### Reading passage:
Thursday, 22 May 2008

Advice from Ian Fleming


You will be constantly depressed by the progress of the opus and feel it is all nonsense and that nobody will be interested. Those are the moments when you must all the more obstinately stick to your schedule and do your daily stint...Never mind about the brilliant phrase or the golden word; once the typescript is there you can fiddle, correct and embelish as much as you please. Don't be depressed if the first draft seems a bit raw, all first drafts do. Try and remember the weather and smells and sensations and pile in every kind of contemporary detail. Don't let anyone see the manuscript until you are very well on with it and above all, don't allow anything to interfere with your routine. Don't worry about what you put it, it can always be cut on re-reading; it's the total recall that matters.

So, get through the first draft to the end, trying to ignore your inner critic
Stick to a schedule (1,000 words a day, whatever)
Use the senses
Don't share early on

7 comments:

Women Rule Writer said...

I have a note-to-self pinned to the noticeboard above my desk:
'The story you're writing is a secret.'

Emerging Writer said...

Certainly it should be a secret before the first draft; you can talk it out quite easily and then 'what's the point in writing it?'goes the psche, but after that, I don't have a problem with telling - but no one's interested!

podpilot said...

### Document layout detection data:
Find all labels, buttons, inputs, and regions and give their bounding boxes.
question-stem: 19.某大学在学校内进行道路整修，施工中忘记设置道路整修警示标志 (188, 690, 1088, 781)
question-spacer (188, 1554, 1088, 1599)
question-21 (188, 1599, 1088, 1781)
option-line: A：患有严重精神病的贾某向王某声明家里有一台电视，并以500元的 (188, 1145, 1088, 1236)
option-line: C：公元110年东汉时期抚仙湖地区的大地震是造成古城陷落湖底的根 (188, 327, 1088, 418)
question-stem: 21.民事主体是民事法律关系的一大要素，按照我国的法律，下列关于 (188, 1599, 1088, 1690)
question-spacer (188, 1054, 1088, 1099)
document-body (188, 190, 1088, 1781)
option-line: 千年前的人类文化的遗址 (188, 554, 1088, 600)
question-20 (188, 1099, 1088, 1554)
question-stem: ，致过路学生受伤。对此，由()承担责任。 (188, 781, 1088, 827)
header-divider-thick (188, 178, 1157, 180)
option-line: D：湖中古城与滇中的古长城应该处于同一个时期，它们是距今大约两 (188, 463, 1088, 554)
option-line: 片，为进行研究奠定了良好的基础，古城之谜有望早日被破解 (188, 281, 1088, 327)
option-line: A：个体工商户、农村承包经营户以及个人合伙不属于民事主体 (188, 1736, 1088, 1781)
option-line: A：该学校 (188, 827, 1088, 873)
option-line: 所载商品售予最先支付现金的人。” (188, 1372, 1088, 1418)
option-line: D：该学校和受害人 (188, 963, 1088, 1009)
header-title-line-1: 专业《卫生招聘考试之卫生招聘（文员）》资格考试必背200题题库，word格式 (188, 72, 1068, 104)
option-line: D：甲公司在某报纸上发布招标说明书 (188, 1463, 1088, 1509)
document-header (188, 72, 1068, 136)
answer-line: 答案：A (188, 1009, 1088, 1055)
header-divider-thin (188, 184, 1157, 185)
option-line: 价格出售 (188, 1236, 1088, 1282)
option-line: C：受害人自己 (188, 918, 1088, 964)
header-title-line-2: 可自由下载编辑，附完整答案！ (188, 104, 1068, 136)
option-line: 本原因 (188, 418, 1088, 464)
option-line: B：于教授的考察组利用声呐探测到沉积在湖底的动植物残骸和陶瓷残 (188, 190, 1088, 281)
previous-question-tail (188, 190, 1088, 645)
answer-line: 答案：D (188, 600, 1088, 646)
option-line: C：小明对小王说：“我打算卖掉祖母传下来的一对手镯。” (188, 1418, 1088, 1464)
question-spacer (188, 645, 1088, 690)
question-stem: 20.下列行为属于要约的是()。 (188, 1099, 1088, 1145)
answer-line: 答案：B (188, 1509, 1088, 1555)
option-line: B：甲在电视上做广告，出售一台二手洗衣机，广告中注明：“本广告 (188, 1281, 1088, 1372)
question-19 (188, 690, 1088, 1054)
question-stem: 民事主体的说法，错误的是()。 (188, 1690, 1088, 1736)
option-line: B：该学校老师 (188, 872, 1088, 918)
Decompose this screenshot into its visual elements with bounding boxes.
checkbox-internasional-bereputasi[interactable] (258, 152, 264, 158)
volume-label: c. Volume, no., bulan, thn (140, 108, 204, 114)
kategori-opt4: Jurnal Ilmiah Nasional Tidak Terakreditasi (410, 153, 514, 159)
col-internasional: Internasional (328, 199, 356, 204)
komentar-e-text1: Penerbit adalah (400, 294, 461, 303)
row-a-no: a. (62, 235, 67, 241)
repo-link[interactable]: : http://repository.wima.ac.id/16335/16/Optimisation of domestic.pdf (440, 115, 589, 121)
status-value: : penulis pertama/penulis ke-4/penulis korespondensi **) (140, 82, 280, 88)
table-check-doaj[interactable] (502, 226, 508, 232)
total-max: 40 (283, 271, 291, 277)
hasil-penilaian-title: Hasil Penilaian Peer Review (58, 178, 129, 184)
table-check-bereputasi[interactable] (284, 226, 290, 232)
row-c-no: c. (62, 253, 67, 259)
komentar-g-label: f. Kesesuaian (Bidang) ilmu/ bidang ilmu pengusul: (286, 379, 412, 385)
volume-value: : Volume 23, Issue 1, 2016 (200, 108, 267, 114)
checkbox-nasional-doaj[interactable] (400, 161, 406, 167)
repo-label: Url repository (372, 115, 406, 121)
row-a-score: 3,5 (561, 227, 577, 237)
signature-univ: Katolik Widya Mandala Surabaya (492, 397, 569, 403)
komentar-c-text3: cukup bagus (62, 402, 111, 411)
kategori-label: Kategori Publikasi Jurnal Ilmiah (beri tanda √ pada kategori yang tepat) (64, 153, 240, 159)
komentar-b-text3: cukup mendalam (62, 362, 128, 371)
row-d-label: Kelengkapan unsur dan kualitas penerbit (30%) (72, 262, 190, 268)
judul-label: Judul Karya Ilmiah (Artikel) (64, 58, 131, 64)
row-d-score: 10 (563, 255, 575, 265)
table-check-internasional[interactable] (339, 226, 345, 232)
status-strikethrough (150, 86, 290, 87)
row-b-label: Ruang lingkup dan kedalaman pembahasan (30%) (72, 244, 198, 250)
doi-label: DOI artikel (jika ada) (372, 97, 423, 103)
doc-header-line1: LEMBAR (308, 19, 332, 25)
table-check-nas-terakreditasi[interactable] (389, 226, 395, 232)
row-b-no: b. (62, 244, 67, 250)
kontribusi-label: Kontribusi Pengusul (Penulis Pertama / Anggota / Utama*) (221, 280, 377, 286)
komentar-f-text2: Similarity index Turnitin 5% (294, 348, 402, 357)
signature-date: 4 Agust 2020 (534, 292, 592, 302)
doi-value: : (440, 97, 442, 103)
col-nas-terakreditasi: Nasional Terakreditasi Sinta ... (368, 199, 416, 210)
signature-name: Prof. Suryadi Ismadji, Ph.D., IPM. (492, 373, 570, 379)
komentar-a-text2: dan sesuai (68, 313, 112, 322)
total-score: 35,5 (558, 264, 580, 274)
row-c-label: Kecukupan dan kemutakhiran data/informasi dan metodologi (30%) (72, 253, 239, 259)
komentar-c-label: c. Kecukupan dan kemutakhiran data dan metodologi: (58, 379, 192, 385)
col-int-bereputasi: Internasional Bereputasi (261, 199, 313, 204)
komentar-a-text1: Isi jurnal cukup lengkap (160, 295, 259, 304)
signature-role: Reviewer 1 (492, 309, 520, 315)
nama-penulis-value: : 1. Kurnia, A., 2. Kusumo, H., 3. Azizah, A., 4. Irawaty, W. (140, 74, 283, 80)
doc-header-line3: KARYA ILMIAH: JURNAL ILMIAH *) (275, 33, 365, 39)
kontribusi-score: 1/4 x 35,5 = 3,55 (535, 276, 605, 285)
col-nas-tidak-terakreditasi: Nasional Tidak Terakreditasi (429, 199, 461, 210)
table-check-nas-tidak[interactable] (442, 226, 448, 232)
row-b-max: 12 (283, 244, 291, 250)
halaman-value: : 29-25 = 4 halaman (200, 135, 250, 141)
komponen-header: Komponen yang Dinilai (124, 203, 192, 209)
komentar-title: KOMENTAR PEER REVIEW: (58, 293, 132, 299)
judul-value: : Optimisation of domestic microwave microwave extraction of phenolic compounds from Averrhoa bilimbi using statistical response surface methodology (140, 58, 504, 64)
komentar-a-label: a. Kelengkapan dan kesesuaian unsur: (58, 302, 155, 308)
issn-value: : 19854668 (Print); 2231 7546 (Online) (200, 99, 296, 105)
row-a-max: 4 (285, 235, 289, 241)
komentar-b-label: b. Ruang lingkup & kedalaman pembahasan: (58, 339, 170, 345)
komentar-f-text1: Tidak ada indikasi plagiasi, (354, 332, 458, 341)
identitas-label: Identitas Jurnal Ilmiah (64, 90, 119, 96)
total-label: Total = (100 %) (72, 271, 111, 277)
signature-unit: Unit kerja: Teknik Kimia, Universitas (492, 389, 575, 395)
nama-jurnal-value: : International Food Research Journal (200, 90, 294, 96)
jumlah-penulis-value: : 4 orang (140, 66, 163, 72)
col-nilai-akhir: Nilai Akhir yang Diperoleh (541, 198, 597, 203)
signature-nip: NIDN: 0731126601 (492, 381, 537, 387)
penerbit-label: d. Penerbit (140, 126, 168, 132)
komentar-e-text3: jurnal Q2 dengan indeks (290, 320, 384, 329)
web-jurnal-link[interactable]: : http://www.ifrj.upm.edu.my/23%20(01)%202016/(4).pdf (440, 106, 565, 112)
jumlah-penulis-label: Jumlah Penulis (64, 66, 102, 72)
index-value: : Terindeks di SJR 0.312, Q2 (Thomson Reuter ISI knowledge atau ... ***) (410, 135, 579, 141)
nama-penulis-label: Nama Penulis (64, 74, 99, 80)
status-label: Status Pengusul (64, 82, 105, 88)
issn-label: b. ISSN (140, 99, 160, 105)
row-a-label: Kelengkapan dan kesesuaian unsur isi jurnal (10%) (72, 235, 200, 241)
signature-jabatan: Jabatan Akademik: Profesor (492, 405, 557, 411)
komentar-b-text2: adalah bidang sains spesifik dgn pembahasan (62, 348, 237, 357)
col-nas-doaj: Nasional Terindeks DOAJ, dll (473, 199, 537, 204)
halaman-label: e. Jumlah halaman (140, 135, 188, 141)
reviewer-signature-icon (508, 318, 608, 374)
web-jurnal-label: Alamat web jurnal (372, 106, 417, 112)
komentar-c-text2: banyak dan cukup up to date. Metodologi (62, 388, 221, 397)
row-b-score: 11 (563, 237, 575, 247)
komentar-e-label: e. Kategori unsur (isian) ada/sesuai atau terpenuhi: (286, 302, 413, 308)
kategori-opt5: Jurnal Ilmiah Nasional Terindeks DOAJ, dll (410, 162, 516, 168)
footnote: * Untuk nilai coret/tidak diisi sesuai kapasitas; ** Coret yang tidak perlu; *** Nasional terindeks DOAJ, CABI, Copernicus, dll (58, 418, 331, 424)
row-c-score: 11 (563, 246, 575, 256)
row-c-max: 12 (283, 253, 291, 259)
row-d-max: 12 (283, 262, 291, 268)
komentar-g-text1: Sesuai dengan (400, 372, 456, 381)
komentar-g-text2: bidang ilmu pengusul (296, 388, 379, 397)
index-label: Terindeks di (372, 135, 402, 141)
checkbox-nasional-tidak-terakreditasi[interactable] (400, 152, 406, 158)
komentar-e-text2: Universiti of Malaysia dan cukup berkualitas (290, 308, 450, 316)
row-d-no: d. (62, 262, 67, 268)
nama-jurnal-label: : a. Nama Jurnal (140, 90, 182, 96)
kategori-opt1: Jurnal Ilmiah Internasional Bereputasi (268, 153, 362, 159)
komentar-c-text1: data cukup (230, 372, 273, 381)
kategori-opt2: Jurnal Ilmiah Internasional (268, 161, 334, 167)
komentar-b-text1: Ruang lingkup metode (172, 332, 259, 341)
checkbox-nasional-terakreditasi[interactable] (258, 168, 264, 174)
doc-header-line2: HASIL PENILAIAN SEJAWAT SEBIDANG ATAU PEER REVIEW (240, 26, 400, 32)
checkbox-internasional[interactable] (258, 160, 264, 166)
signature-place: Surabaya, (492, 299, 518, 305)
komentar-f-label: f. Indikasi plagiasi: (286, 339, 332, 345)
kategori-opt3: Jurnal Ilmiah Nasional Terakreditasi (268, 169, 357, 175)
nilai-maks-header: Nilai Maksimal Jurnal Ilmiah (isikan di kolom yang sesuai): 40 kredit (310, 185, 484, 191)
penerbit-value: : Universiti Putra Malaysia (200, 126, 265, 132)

### Tasks and exercises:
1) In the post on Ian Fleming's writing advice, what daily word count is given as an example schedule?
2) Carry on the post on Ian Fleming's writing advice from where it stops.

### Task-by-task outputs:
1) 1,000 words a day

2)
So true, Emerging. It's very hard to resist reading a piece that's close to completion to your nearest-and-dearest-and-most-patient.

But I agree with 'women rule writer'...one must resist and let that very compulsion to share the story be absorbed into its completion.

OSLO said...

Well my first draft is certainly 'raw' and like EW no one ever asks me what I'm writing about so no temptation to spill the beans.

HelenMH said...

What a great photo. Who cares about writing - I'm just going to sit and look at that all day.

English Mum said...

I guess I'm slightly different as I write recipes, but the temptation to show people is great. I'm at that awful stage where the draft is at the publisher's and I'm waiting for a yes or no. Expecting a no so I won't be disappointed!!

Emerging Writer said...

Fingers Crossed for you. The only thing to do, I think, is to push it to the back of your mind and launch yourself into the next project. Have you got one?